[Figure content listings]
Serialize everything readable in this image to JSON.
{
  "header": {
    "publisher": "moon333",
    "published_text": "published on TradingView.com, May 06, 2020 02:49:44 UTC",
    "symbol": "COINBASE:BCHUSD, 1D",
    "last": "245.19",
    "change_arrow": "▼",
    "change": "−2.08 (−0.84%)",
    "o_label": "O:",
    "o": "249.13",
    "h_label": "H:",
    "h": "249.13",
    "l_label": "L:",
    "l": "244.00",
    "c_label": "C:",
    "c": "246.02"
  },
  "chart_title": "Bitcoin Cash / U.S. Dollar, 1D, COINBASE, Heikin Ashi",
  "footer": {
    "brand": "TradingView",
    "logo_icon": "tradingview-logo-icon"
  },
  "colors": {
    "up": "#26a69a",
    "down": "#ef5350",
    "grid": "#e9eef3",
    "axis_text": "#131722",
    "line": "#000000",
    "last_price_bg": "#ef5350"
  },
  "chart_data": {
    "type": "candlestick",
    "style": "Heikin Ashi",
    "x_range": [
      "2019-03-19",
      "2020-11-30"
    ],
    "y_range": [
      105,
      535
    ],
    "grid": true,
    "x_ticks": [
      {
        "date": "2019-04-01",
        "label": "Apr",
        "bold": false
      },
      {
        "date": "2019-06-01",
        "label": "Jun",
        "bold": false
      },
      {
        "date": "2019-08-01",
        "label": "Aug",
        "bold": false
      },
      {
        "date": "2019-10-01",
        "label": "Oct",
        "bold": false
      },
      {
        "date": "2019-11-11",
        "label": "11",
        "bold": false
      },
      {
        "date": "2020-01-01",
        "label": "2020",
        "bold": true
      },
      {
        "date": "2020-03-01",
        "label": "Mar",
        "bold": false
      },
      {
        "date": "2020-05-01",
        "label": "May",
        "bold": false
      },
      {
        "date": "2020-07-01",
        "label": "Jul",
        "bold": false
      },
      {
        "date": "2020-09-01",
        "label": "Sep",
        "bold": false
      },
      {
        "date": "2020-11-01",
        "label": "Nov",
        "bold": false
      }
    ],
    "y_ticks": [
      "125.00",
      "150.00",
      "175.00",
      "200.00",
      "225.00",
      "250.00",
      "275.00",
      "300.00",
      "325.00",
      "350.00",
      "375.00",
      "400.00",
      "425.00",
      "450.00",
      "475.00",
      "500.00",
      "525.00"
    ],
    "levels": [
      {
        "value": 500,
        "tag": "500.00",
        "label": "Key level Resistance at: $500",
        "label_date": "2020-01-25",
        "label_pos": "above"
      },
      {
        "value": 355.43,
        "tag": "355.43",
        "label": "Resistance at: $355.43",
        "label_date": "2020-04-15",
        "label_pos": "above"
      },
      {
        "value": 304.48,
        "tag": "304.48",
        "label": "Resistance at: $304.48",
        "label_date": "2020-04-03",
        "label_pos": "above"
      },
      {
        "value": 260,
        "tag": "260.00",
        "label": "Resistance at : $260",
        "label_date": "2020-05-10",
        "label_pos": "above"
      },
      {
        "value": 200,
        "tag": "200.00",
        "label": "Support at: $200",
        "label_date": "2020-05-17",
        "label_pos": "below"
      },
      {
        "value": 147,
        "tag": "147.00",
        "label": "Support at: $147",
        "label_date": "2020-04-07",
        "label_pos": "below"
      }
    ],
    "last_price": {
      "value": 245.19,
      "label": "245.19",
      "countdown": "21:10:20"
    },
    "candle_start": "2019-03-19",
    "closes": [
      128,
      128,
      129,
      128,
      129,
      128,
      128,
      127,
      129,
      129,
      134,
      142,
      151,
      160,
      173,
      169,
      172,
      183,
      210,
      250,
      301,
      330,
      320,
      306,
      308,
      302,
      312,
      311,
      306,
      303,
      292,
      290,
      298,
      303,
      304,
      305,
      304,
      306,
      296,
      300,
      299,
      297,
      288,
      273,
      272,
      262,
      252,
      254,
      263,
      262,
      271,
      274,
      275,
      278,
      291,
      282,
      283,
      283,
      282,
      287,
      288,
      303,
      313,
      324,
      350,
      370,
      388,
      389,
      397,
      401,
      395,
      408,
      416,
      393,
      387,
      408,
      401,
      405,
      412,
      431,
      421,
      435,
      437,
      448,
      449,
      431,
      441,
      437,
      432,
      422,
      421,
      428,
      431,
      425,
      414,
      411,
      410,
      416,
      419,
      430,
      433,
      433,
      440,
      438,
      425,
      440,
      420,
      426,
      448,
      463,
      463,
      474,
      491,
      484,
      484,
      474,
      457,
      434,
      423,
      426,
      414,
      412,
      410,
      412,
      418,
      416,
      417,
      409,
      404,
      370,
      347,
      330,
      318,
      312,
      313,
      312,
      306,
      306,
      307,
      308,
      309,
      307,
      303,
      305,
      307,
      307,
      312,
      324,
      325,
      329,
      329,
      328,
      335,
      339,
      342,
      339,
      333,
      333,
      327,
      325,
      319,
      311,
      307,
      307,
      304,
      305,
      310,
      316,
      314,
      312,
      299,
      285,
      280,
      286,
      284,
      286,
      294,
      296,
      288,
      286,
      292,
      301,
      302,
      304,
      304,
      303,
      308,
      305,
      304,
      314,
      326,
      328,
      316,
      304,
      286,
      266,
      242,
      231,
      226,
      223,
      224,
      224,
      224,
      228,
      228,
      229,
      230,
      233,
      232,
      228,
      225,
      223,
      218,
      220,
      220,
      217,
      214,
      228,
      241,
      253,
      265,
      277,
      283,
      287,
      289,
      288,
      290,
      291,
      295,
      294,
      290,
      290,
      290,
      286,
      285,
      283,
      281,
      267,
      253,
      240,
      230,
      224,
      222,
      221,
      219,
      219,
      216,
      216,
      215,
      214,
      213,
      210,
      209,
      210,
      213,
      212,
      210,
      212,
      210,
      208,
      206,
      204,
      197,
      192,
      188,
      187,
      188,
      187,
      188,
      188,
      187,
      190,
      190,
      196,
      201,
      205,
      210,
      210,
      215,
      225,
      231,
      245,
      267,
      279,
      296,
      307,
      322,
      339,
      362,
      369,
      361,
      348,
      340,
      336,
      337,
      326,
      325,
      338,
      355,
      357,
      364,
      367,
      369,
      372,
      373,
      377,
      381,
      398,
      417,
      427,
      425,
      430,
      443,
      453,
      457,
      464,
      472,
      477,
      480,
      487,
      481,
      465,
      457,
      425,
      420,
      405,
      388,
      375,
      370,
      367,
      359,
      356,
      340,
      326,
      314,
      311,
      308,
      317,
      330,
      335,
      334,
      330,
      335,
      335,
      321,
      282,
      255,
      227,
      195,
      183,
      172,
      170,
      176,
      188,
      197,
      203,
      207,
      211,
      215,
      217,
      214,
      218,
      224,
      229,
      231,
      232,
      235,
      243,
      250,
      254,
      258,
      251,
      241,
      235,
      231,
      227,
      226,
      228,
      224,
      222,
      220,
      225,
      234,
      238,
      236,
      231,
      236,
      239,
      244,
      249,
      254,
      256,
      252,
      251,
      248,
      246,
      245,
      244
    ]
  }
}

-- REQUIREMENTS --
List the lines that contain the word "Heikin".

-- FINISHED TASK --
  "chart_title": "Bitcoin Cash / U.S. Dollar, 1D, COINBASE, Heikin Ashi",
    "style": "Heikin Ashi",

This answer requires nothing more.